EXERCISE DESCRIPTION: Transcribe the lines below verbatim, skipping the images.

[Records from a data source]
----
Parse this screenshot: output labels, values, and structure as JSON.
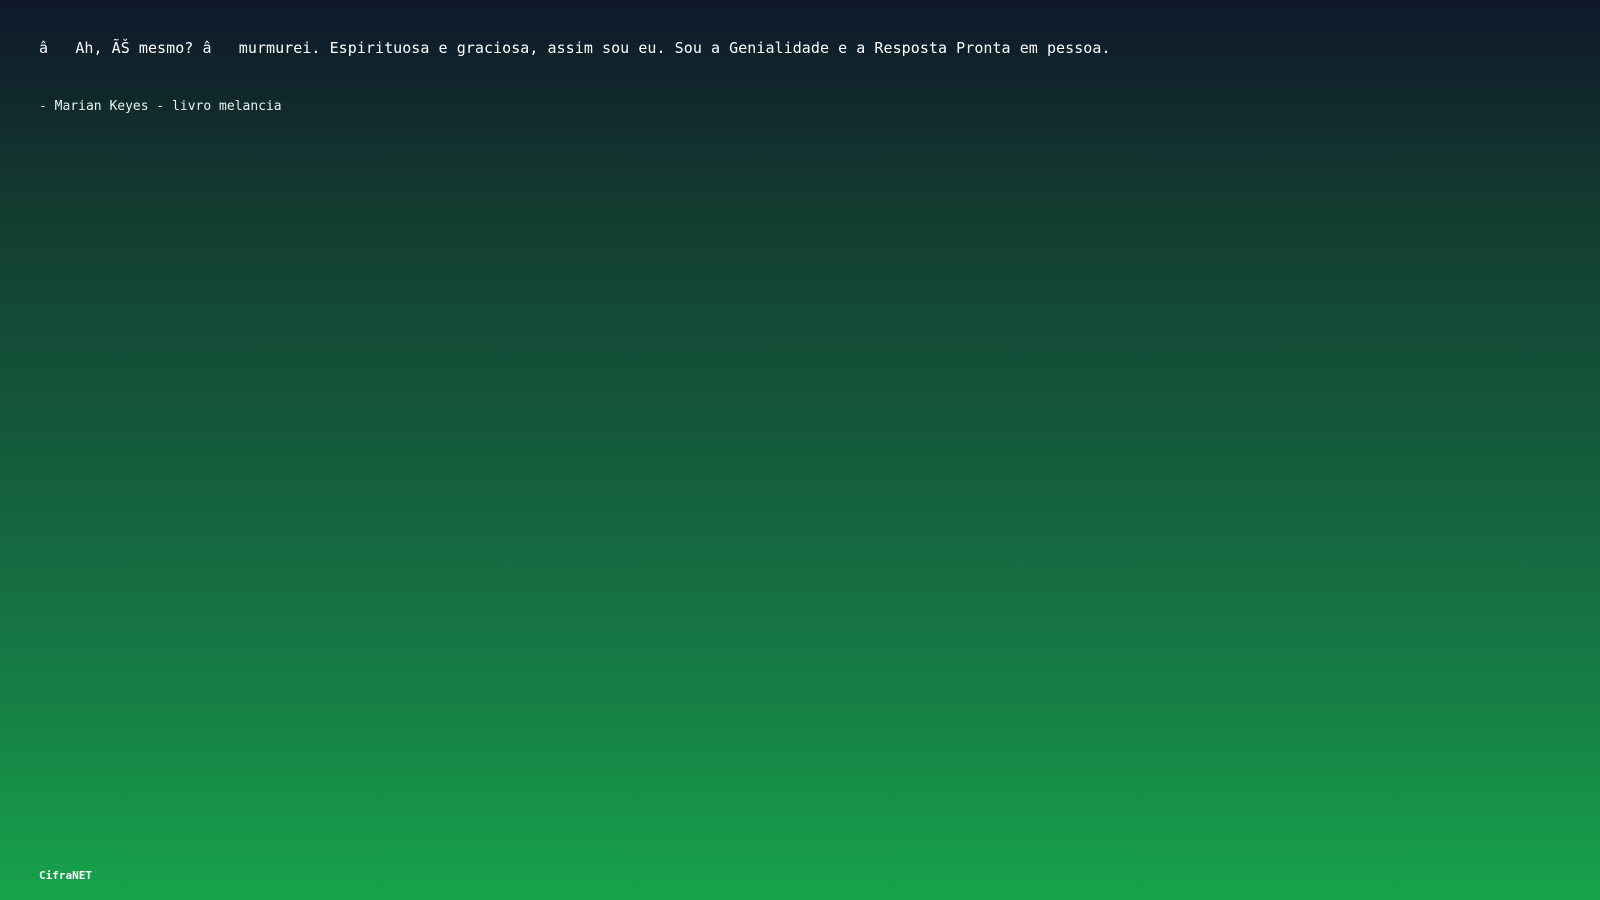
{
  "quote": {
    "text": "â   Ah, ÃŠ mesmo? â   murmurei. Espirituosa e graciosa, assim sou eu. Sou a Genialidade e a Resposta Pronta em pessoa.",
    "author": "- Marian Keyes - livro melancia"
  },
  "footer": {
    "brand": "CifraNET"
  },
  "colors": {
    "background_top": "#0f172a",
    "background_bottom": "#16a34a",
    "text": "#ffffff"
  }
}
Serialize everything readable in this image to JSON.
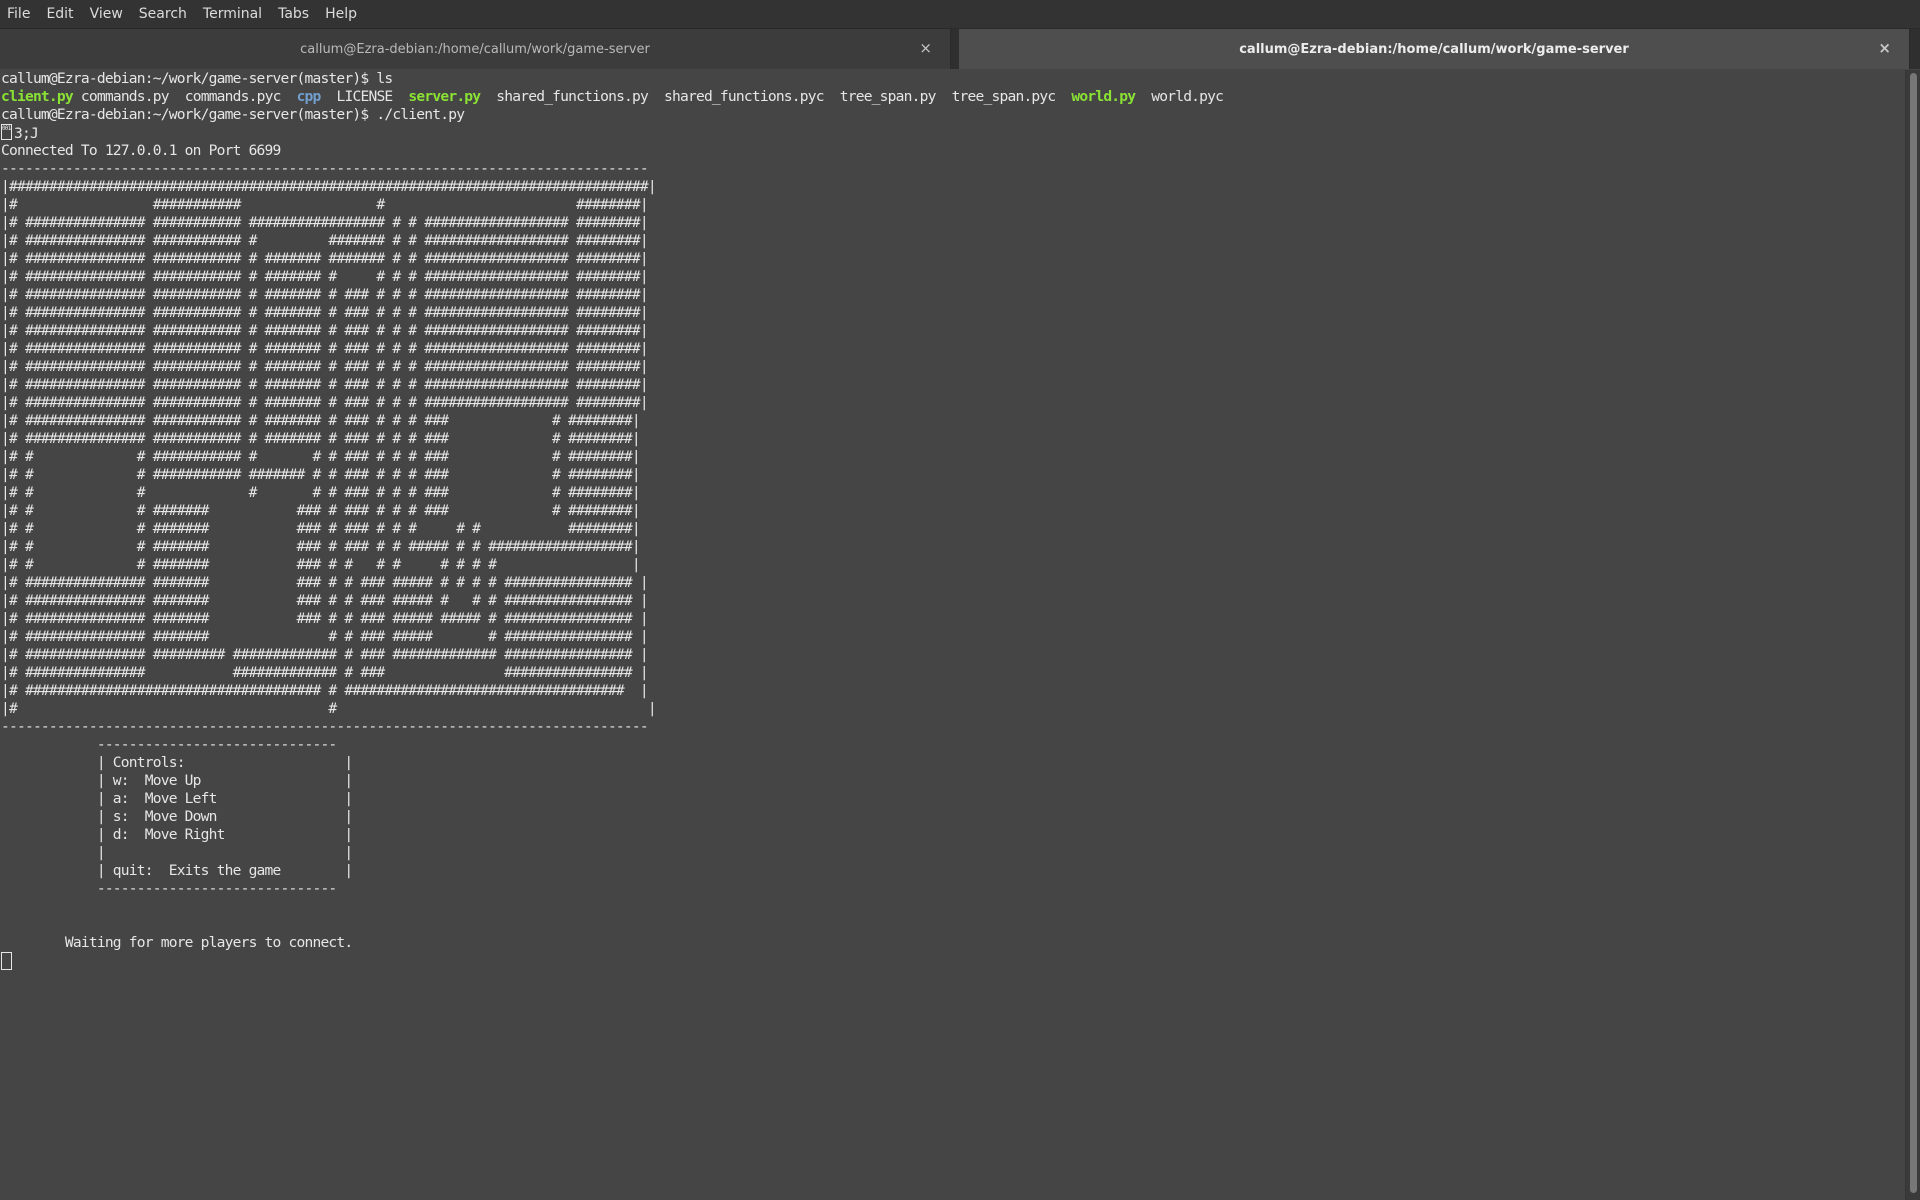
{
  "menubar": {
    "items": [
      "File",
      "Edit",
      "View",
      "Search",
      "Terminal",
      "Tabs",
      "Help"
    ]
  },
  "tabs": [
    {
      "title": "callum@Ezra-debian:/home/callum/work/game-server",
      "active": false,
      "close": "×"
    },
    {
      "title": "callum@Ezra-debian:/home/callum/work/game-server",
      "active": true,
      "close": "×"
    }
  ],
  "terminal": {
    "prompt1": "callum@Ezra-debian:~/work/game-server(master)$ ls",
    "ls_output": [
      {
        "name": "client.py",
        "kind": "exec",
        "sep": " "
      },
      {
        "name": "commands.py",
        "kind": "file",
        "sep": "  "
      },
      {
        "name": "commands.pyc",
        "kind": "file",
        "sep": "  "
      },
      {
        "name": "cpp",
        "kind": "dir",
        "sep": "  "
      },
      {
        "name": "LICENSE",
        "kind": "file",
        "sep": "  "
      },
      {
        "name": "server.py",
        "kind": "exec",
        "sep": "  "
      },
      {
        "name": "shared_functions.py",
        "kind": "file",
        "sep": "  "
      },
      {
        "name": "shared_functions.pyc",
        "kind": "file",
        "sep": "  "
      },
      {
        "name": "tree_span.py",
        "kind": "file",
        "sep": "  "
      },
      {
        "name": "tree_span.pyc",
        "kind": "file",
        "sep": "  "
      },
      {
        "name": "world.py",
        "kind": "exec",
        "sep": "  "
      },
      {
        "name": "world.pyc",
        "kind": "file",
        "sep": ""
      }
    ],
    "prompt2": "callum@Ezra-debian:~/work/game-server(master)$ ./client.py",
    "escape_glyph": "0018",
    "escape_text": "3;J",
    "connected": "Connected To 127.0.0.1 on Port 6699",
    "maze_border": "---------------------------------------------------------------------------------",
    "maze_rows": [
      "|################################################################################|",
      "|#                 ###########                 #                        ########|",
      "|# ############### ########### ################# # # ################## ########|",
      "|# ############### ########### #         ####### # # ################## ########|",
      "|# ############### ########### # ####### ####### # # ################## ########|",
      "|# ############### ########### # ####### #     # # # ################## ########|",
      "|# ############### ########### # ####### # ### # # # ################## ########|",
      "|# ############### ########### # ####### # ### # # # ################## ########|",
      "|# ############### ########### # ####### # ### # # # ################## ########|",
      "|# ############### ########### # ####### # ### # # # ################## ########|",
      "|# ############### ########### # ####### # ### # # # ################## ########|",
      "|# ############### ########### # ####### # ### # # # ################## ########|",
      "|# ############### ########### # ####### # ### # # # ################## ########|",
      "|# ############### ########### # ####### # ### # # # ###             # ########|",
      "|# ############### ########### # ####### # ### # # # ###             # ########|",
      "|# #             # ########### #       # # ### # # # ###             # ########|",
      "|# #             # ########### ####### # # ### # # # ###             # ########|",
      "|# #             #             #       # # ### # # # ###             # ########|",
      "|# #             # #######           ### # ### # # # ###             # ########|",
      "|# #             # #######           ### # ### # # #     # #           ########|",
      "|# #             # #######           ### # ### # # ##### # # ##################|",
      "|# #             # #######           ### # #   # #     # # # #                 |",
      "|# ############### #######           ### # # ### ##### # # # # ################ |",
      "|# ############### #######           ### # # ### ##### #   # # ################ |",
      "|# ############### #######           ### # # ### ##### ##### # ################ |",
      "|# ############### #######               # # ### #####       # ################ |",
      "|# ############### ######### ############# # ### ############# ################ |",
      "|# ###############           ############# # ###               ################ |",
      "|# ##################################### # ###################################  |",
      "|#                                       #                                       |"
    ],
    "controls_border": "------------------------------",
    "controls_lines": [
      "| Controls:                    |",
      "| w:  Move Up                  |",
      "| a:  Move Left                |",
      "| s:  Move Down                |",
      "| d:  Move Right               |",
      "|                              |",
      "| quit:  Exits the game        |"
    ],
    "controls_indent": "            ",
    "waiting": "        Waiting for more players to connect."
  }
}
----
TASK SOLUTION:
Parse this screenshot: output labels, values, and structure as JSON.
{
  "quote": {
    "text": "â   Ah, ÃŠ mesmo? â   murmurei. Espirituosa e graciosa, assim sou eu. Sou a Genialidade e a Resposta Pronta em pessoa.",
    "author": "- Marian Keyes - livro melancia"
  },
  "footer": {
    "brand": "CifraNET"
  },
  "colors": {
    "background_top": "#0f172a",
    "background_bottom": "#16a34a",
    "text": "#ffffff"
  }
}
Serialize everything readable in this image to JSON.
{
  "menubar": {
    "items": [
      "File",
      "Edit",
      "View",
      "Search",
      "Terminal",
      "Tabs",
      "Help"
    ]
  },
  "tabs": [
    {
      "title": "callum@Ezra-debian:/home/callum/work/game-server",
      "active": false,
      "close": "×"
    },
    {
      "title": "callum@Ezra-debian:/home/callum/work/game-server",
      "active": true,
      "close": "×"
    }
  ],
  "terminal": {
    "prompt1": "callum@Ezra-debian:~/work/game-server(master)$ ls",
    "ls_output": [
      {
        "name": "client.py",
        "kind": "exec",
        "sep": " "
      },
      {
        "name": "commands.py",
        "kind": "file",
        "sep": "  "
      },
      {
        "name": "commands.pyc",
        "kind": "file",
        "sep": "  "
      },
      {
        "name": "cpp",
        "kind": "dir",
        "sep": "  "
      },
      {
        "name": "LICENSE",
        "kind": "file",
        "sep": "  "
      },
      {
        "name": "server.py",
        "kind": "exec",
        "sep": "  "
      },
      {
        "name": "shared_functions.py",
        "kind": "file",
        "sep": "  "
      },
      {
        "name": "shared_functions.pyc",
        "kind": "file",
        "sep": "  "
      },
      {
        "name": "tree_span.py",
        "kind": "file",
        "sep": "  "
      },
      {
        "name": "tree_span.pyc",
        "kind": "file",
        "sep": "  "
      },
      {
        "name": "world.py",
        "kind": "exec",
        "sep": "  "
      },
      {
        "name": "world.pyc",
        "kind": "file",
        "sep": ""
      }
    ],
    "prompt2": "callum@Ezra-debian:~/work/game-server(master)$ ./client.py",
    "escape_glyph": "0018",
    "escape_text": "3;J",
    "connected": "Connected To 127.0.0.1 on Port 6699",
    "maze_border": "---------------------------------------------------------------------------------",
    "maze_rows": [
      "|################################################################################|",
      "|#                 ###########                 #                        ########|",
      "|# ############### ########### ################# # # ################## ########|",
      "|# ############### ########### #         ####### # # ################## ########|",
      "|# ############### ########### # ####### ####### # # ################## ########|",
      "|# ############### ########### # ####### #     # # # ################## ########|",
      "|# ############### ########### # ####### # ### # # # ################## ########|",
      "|# ############### ########### # ####### # ### # # # ################## ########|",
      "|# ############### ########### # ####### # ### # # # ################## ########|",
      "|# ############### ########### # ####### # ### # # # ################## ########|",
      "|# ############### ########### # ####### # ### # # # ################## ########|",
      "|# ############### ########### # ####### # ### # # # ################## ########|",
      "|# ############### ########### # ####### # ### # # # ################## ########|",
      "|# ############### ########### # ####### # ### # # # ###             # ########|",
      "|# ############### ########### # ####### # ### # # # ###             # ########|",
      "|# #             # ########### #       # # ### # # # ###             # ########|",
      "|# #             # ########### ####### # # ### # # # ###             # ########|",
      "|# #             #             #       # # ### # # # ###             # ########|",
      "|# #             # #######           ### # ### # # # ###             # ########|",
      "|# #             # #######           ### # ### # # #     # #           ########|",
      "|# #             # #######           ### # ### # # ##### # # ##################|",
      "|# #             # #######           ### # #   # #     # # # #                 |",
      "|# ############### #######           ### # # ### ##### # # # # ################ |",
      "|# ############### #######           ### # # ### ##### #   # # ################ |",
      "|# ############### #######           ### # # ### ##### ##### # ################ |",
      "|# ############### #######               # # ### #####       # ################ |",
      "|# ############### ######### ############# # ### ############# ################ |",
      "|# ###############           ############# # ###               ################ |",
      "|# ##################################### # ###################################  |",
      "|#                                       #                                       |"
    ],
    "controls_border": "------------------------------",
    "controls_lines": [
      "| Controls:                    |",
      "| w:  Move Up                  |",
      "| a:  Move Left                |",
      "| s:  Move Down                |",
      "| d:  Move Right               |",
      "|                              |",
      "| quit:  Exits the game        |"
    ],
    "controls_indent": "            ",
    "waiting": "        Waiting for more players to connect."
  }
}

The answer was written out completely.